PAGE EXCERPT
++++++++

Pond Life is a series of five mini-episodes of Doctor Who which were written by Chris Chibnall. They were released over five days, 27–31 August 2012, on the official Doctor Who website. They follow the life of the Doctor, and Amy Pond and Rory Williams. All five were broadcast as part of the BBC Red Button service on 1 September 2012.

Episodes

Episode One – April
While a voiceover has the Doctor talking to the Ponds on the phone, he is shown with a surfboard, running away from Sontarans. When he is trapped, he throws the surfboard down into some lava in order to escape. He also recalls the memory of meeting Mata Hari in a Paris hotel room and recording some backing vocals for a rap song. He says that he should visit them any day, if he can get the TARDIS to fly there properly. The Ponds are then shown; Rory deletes the Doctor's phone message and they have a toast to the Doctor.

++++++++

EXERCISES
• A. From the Pond Life article above, reproduce the passage from "Pond Life is" up to and including "1 September 2012.", word for word.
• B. Pick up the Pond Life article after its final sentence and keep writing it.

Some records
++++++++

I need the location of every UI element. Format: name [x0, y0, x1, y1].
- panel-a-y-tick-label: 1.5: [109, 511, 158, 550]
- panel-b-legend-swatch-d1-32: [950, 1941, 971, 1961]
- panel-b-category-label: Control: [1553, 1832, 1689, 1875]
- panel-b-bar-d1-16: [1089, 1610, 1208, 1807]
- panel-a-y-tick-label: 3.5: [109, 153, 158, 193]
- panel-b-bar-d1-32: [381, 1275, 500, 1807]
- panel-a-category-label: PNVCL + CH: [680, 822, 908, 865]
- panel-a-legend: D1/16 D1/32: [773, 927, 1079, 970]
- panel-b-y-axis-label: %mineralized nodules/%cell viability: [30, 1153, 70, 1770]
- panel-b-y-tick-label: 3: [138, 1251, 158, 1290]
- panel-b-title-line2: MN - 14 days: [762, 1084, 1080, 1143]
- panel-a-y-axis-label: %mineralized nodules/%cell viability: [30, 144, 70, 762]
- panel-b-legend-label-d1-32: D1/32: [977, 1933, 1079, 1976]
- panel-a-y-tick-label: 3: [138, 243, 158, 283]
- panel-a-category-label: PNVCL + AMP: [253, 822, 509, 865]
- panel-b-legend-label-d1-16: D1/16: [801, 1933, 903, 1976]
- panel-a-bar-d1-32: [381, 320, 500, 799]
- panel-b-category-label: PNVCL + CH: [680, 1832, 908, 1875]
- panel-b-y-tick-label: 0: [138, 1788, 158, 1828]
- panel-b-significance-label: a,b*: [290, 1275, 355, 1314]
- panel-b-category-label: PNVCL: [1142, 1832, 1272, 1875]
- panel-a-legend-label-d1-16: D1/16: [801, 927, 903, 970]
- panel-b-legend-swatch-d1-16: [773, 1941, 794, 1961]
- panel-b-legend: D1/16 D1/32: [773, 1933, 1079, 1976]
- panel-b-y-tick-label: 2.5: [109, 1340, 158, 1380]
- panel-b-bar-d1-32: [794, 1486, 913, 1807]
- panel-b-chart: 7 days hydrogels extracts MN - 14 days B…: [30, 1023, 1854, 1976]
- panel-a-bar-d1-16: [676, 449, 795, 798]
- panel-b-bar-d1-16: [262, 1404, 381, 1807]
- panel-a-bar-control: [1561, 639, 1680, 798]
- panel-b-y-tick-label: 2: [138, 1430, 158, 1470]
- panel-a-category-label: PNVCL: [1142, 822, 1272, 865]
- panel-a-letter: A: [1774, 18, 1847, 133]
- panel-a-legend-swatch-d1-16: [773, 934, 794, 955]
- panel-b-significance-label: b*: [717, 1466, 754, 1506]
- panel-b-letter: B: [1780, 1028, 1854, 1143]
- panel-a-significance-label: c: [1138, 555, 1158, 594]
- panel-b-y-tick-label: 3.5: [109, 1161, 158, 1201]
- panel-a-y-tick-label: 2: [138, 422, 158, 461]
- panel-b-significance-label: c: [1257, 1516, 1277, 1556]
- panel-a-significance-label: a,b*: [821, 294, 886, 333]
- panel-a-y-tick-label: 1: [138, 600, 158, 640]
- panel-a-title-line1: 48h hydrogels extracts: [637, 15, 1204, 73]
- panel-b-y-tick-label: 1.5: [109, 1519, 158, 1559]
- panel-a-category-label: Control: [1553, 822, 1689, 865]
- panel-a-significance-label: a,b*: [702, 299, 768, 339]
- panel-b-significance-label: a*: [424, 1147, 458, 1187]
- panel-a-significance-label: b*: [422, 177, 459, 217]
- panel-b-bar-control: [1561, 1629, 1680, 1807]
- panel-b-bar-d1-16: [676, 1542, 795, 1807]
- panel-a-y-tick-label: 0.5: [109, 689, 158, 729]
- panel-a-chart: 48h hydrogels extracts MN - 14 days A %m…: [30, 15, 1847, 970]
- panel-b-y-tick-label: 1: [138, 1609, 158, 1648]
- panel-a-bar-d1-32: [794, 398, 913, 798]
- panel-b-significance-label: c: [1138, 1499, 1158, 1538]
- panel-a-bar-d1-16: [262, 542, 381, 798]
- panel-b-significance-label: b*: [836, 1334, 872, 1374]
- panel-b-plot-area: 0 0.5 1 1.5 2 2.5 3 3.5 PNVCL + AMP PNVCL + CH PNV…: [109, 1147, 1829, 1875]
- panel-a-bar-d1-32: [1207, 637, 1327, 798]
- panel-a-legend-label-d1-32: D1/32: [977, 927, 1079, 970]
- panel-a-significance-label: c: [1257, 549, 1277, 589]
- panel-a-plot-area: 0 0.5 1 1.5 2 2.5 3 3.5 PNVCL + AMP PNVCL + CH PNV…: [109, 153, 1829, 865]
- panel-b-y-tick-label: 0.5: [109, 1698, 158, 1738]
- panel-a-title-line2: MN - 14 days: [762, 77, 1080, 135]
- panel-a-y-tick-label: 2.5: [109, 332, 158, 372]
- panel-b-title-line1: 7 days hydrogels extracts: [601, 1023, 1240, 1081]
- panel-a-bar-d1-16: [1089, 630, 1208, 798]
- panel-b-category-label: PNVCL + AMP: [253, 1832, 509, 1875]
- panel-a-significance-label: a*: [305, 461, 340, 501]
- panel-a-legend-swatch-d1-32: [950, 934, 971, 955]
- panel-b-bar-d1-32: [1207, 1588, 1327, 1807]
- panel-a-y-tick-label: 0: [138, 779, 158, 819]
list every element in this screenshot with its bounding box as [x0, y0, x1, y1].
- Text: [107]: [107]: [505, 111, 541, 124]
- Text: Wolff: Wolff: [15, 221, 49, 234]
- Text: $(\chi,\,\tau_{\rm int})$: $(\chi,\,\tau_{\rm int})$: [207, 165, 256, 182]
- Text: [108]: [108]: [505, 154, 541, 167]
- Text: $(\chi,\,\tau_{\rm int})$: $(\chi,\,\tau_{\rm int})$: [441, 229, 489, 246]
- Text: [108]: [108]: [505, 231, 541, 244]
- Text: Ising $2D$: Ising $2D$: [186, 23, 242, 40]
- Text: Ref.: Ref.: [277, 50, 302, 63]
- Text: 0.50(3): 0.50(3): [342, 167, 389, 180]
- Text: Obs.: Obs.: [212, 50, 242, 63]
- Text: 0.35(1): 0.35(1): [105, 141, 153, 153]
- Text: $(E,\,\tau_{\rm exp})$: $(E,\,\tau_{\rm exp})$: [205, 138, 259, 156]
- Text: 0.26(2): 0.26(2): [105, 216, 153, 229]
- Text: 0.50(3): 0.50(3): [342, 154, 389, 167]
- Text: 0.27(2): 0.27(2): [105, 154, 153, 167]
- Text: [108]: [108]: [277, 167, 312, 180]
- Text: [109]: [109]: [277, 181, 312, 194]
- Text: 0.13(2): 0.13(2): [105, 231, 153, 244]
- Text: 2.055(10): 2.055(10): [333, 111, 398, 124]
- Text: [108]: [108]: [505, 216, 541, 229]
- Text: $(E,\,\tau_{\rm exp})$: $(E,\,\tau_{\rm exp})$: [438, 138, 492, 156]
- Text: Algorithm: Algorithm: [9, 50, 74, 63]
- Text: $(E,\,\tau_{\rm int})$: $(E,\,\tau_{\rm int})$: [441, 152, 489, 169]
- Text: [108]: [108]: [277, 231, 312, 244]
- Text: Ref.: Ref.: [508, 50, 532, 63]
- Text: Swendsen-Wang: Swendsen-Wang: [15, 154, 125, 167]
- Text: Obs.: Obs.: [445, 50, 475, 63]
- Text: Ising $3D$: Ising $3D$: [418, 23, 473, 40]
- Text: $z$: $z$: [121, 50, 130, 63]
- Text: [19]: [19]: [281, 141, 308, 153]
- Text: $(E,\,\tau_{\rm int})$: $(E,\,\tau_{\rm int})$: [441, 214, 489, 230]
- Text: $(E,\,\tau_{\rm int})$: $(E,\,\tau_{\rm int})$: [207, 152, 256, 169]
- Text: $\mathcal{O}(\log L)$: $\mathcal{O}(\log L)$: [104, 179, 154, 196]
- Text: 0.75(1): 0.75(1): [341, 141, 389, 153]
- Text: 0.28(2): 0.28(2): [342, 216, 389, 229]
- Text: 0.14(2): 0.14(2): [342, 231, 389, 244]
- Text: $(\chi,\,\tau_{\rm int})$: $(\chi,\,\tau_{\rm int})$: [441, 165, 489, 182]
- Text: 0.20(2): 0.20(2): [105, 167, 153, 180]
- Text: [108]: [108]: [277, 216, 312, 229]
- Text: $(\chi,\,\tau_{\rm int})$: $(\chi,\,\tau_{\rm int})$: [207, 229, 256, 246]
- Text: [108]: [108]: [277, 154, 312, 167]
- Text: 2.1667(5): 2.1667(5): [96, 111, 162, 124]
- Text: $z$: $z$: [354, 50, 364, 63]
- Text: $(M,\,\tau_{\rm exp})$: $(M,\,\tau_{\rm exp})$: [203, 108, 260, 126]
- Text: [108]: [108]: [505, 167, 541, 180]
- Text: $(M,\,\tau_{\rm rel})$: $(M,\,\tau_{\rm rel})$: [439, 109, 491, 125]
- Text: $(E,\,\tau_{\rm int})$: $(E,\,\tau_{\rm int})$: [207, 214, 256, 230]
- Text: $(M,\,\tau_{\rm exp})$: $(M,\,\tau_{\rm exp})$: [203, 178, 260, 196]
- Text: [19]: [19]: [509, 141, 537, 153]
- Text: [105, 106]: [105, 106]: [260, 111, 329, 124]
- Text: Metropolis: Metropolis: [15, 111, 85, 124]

++++++++

RESULTS OF THE TASKS
• A.
Pond Life is a series of five mini-episodes of Doctor Who which were written by Chris Chibnall. They were released over five days, 27–31 August 2012, on the official Doctor Who website. They follow the life of the Doctor, and Amy Pond and Rory Williams. All five were broadcast as part of the BBC Red Button service on 1 September 2012.

• B.
Episode Two – May
The TARDIS materializes inside Amy and Rory's house, and the Doctor bursts into their bedroom, waking them up. In a great lather the Doctor tells them that the world is endangered and that they need to save the planet now. Suddenly, he realises that they have no idea what he's on about, and goes to leave since he's obviously arrived before any of these Earth-shattering events are happening. After Amy questions his decision, he tells them not to worry, and that everything is safe. While saying this, some clips from "Dinosaurs on a Spaceship" are shown, with the Doctor, the Ponds, and others, all facing peril. The Doctor then wishes them a good night's sleep, and flies away. Unable to go back to sleep after this interlude of foreboding doom from the Doctor, the couple are seen in bed staring at the ceiling while Rory remarks "I really hate it when he does that".

Episode Three – June
Rory walks out of his room, and into the bathroom, only to be shocked by something and immediately walking out and shutting the door. He checks again inside the bathroom, still shocked. Eventually, Amy walks up to him, and requests to enter the bathroom. Rory reluctantly allows her to enter. Inside, they find an Ood sitting on their toilet, asking if they're in any need of assistance. Rory states "Ood on the loo", and Amy simply replies with "Yeah", and nodding.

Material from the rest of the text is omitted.